── Listed entries
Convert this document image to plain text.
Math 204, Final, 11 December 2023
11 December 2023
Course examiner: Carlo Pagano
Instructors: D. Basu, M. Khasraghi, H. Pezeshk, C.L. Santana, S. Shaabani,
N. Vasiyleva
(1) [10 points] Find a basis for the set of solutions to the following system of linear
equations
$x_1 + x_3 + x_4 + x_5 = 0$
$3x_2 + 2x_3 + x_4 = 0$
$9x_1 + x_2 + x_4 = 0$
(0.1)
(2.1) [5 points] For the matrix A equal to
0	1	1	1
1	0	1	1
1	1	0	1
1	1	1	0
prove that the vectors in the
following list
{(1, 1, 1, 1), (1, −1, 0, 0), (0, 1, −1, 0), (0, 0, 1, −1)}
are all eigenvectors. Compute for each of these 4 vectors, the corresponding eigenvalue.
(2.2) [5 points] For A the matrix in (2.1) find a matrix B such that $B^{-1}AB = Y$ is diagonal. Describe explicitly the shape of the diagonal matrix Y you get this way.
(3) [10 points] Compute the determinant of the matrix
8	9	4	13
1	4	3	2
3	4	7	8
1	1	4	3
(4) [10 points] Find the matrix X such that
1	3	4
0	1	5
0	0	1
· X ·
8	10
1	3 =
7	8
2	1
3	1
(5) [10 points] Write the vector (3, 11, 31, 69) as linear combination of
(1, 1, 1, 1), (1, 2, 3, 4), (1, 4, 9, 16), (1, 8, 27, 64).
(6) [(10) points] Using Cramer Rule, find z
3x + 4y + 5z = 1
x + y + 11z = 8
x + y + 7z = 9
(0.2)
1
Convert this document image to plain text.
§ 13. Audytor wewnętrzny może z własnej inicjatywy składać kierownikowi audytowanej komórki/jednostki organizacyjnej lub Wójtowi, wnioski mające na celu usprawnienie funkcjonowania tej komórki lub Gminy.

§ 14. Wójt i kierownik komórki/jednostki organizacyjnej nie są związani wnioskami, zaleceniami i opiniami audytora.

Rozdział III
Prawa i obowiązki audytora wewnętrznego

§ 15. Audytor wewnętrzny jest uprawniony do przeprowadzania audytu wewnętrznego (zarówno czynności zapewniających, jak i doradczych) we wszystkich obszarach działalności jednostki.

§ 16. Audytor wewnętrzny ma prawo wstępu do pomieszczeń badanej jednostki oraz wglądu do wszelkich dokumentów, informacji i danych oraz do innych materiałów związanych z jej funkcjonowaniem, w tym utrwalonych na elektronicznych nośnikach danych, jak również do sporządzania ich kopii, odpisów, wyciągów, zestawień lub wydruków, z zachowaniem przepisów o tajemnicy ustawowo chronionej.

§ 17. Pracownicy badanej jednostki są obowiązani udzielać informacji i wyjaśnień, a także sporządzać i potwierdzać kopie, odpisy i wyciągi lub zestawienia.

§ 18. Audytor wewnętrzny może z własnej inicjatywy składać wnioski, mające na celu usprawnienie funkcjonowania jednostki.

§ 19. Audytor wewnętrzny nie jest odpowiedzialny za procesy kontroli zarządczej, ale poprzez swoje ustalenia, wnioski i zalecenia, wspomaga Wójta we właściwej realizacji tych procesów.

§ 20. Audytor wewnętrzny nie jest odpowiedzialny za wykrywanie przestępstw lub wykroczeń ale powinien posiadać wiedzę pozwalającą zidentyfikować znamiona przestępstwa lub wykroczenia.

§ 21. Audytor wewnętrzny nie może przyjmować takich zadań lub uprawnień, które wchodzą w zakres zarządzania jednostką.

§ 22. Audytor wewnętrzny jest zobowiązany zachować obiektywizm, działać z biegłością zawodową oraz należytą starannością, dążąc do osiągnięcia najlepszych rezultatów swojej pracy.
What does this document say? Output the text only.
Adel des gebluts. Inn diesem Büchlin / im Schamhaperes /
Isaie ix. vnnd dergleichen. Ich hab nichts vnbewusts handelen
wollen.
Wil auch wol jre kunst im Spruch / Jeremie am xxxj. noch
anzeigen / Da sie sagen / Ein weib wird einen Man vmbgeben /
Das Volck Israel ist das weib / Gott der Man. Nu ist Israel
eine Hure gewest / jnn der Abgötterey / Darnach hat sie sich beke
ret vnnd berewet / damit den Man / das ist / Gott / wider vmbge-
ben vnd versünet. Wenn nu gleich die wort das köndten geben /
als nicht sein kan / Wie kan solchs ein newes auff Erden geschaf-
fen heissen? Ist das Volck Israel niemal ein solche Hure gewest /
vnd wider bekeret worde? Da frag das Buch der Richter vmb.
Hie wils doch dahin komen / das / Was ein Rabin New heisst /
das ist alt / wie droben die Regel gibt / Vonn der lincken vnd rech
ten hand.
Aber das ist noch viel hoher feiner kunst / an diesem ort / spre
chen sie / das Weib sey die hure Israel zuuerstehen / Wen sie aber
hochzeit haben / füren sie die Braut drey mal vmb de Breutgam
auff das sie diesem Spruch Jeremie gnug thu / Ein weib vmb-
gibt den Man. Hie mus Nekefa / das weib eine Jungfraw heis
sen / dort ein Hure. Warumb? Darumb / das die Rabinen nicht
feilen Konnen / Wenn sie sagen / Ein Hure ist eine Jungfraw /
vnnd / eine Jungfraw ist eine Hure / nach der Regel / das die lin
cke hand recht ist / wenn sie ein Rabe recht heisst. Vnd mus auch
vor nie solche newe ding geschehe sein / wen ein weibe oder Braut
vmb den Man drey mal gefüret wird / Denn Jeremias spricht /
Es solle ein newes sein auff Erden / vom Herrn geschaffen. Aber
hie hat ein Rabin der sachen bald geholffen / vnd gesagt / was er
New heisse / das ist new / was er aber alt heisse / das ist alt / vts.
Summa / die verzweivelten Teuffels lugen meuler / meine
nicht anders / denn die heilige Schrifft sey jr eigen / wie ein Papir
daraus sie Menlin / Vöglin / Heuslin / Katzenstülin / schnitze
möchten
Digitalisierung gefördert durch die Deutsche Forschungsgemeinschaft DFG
────
** Task to complete **
Looking at the data above, show all lines where the word "that" occurs.

** Correct result **
prove that the vectors in the
(2.2) [5 points] For A the matrix in (2.1) find a matrix B such that $B^{-1}AB = Y$ is diagonal. Describe explicitly the shape of the diagonal matrix Y you get this way.
(4) [10 points] Find the matrix X such that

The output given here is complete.